(begin)

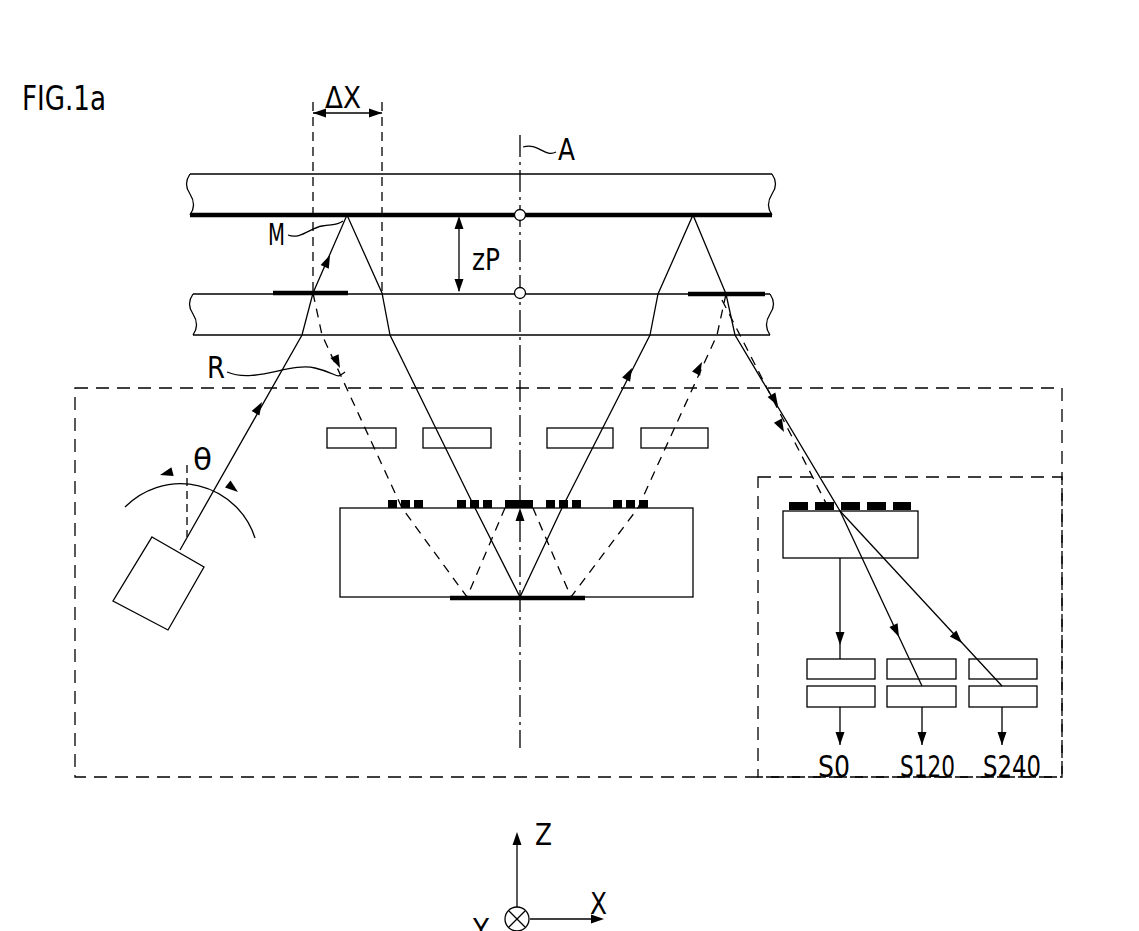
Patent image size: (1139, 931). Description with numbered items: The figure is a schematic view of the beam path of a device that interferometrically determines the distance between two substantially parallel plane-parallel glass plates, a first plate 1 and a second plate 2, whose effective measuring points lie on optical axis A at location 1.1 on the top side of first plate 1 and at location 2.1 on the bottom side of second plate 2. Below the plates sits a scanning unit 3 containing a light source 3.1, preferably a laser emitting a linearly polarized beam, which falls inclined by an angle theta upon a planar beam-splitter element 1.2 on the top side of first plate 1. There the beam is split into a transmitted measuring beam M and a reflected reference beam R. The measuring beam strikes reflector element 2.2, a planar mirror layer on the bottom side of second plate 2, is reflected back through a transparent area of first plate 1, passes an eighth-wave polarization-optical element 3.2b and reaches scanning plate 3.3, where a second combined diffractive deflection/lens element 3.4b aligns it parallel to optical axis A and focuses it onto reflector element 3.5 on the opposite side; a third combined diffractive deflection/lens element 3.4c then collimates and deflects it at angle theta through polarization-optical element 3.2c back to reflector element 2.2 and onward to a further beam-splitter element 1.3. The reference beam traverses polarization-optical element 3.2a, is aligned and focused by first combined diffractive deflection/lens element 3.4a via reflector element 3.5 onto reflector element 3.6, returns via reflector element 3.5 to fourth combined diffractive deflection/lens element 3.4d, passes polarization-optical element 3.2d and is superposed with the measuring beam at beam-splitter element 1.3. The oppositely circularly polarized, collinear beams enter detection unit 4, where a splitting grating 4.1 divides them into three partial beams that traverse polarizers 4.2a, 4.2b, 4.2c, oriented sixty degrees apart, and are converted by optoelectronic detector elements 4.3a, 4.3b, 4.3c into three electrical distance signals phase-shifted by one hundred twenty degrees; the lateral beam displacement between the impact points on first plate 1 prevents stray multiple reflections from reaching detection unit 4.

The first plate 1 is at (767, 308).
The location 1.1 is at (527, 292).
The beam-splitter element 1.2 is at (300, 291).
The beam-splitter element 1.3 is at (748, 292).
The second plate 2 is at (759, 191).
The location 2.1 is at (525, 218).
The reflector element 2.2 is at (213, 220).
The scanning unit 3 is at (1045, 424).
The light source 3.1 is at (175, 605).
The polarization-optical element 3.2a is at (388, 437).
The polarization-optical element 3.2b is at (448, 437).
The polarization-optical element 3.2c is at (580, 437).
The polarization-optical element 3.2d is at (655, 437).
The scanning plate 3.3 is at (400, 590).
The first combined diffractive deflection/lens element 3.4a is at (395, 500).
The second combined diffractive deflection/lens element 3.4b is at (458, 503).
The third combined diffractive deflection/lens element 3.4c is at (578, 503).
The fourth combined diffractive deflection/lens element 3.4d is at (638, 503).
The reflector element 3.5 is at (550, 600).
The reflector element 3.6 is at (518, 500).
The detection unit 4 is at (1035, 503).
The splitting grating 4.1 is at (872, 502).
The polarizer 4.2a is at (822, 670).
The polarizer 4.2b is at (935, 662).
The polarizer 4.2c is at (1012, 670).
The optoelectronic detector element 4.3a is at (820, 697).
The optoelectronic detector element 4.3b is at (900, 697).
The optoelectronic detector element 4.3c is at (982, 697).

(end)
(begin)

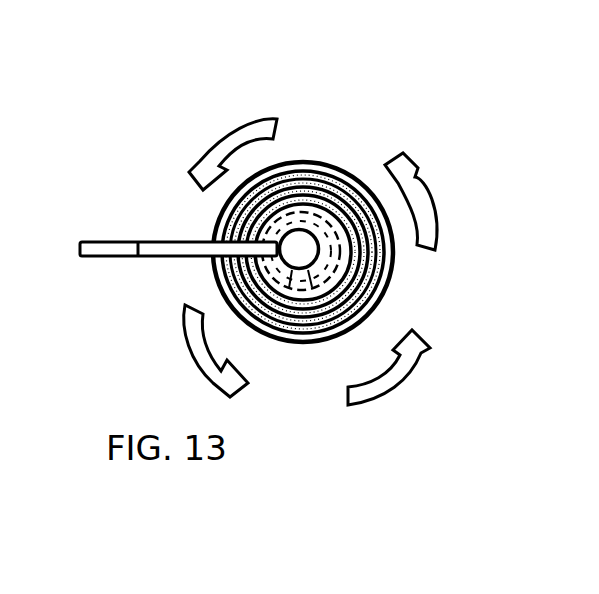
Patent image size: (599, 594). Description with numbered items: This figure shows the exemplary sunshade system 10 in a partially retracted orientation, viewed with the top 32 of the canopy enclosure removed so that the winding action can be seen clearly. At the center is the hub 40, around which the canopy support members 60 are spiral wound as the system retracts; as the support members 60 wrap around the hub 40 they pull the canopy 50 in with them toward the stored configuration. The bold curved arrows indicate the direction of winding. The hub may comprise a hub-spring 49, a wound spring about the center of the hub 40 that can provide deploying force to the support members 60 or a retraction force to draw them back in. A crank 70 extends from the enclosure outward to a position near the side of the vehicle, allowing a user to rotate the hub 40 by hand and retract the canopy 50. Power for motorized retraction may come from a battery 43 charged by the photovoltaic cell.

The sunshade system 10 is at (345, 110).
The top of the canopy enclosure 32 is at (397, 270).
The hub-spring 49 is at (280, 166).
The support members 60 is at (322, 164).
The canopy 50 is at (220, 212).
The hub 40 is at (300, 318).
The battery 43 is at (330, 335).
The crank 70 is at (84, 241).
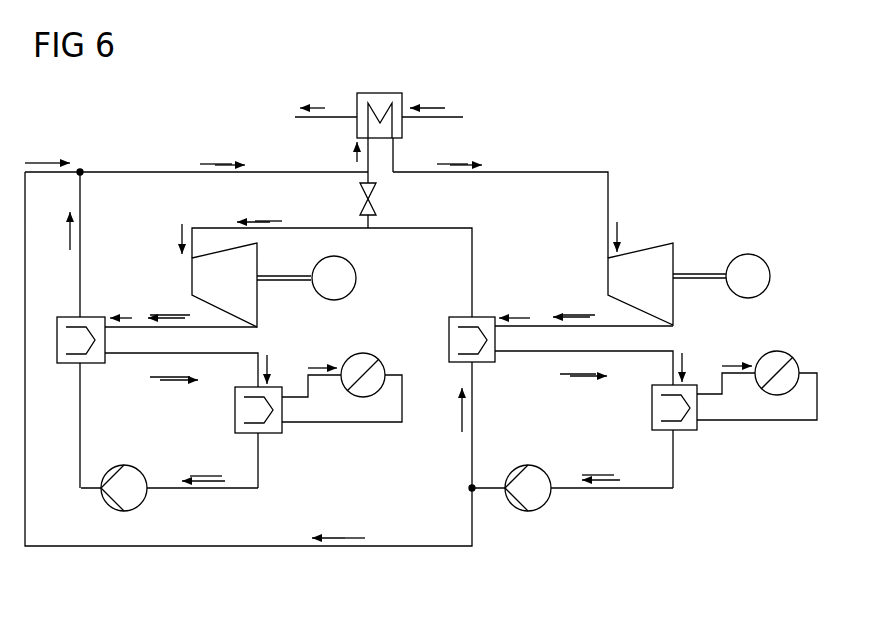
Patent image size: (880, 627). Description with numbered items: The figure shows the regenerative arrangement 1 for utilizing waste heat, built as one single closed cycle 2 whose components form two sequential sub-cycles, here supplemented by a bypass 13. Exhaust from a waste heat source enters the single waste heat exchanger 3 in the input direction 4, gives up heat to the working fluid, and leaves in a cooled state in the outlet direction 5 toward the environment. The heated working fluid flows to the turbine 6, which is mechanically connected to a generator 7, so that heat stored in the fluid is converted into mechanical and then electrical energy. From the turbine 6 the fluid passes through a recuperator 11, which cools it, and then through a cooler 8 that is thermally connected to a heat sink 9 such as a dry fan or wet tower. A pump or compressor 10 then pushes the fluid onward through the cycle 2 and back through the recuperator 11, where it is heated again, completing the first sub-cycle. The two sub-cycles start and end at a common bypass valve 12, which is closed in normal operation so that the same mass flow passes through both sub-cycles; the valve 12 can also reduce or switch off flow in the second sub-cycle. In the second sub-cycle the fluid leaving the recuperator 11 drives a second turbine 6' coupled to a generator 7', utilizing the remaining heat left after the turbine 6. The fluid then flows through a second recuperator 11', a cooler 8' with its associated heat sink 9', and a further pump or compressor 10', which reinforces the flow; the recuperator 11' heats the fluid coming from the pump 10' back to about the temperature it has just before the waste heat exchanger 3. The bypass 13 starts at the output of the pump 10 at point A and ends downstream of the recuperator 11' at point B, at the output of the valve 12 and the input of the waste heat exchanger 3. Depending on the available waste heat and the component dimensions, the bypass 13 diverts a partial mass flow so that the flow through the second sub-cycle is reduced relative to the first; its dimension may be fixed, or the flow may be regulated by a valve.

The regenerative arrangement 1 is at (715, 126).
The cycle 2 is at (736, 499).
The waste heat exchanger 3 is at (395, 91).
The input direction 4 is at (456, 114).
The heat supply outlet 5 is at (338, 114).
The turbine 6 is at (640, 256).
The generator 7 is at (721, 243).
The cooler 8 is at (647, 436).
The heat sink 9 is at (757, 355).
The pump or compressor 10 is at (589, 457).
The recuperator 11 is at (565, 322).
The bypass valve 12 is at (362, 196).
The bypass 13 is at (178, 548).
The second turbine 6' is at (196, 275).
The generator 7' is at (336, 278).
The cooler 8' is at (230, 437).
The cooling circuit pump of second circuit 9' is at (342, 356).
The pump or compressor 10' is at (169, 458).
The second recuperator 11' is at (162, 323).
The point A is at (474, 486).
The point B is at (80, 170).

(end)

[EXERCISE INSTRUCTIONS]
List every line above that contains the string "canopy", treating uppercase and lowercase as different.

[ANSWER TO THIS TASK]
Patent image size: (599, 594). Description with numbered items: This figure shows the exemplary sunshade system 10 in a partially retracted orientation, viewed with the top 32 of the canopy enclosure removed so that the winding action can be seen clearly. At the center is the hub 40, around which the canopy support members 60 are spiral wound as the system retracts; as the support members 60 wrap around the hub 40 they pull the canopy 50 in with them toward the stored configuration. The bold curved arrows indicate the direction of winding. The hub may comprise a hub-spring 49, a wound spring about the center of the hub 40 that can provide deploying force to the support members 60 or a retraction force to draw them back in. A crank 70 extends from the enclosure outward to a position near the side of the vehicle, allowing a user to rotate the hub 40 by hand and retract the canopy 50. Power for motorized retraction may come from a battery 43 charged by the photovoltaic cell.
The top of the canopy enclosure 32 is at (397, 270).
The canopy 50 is at (220, 212).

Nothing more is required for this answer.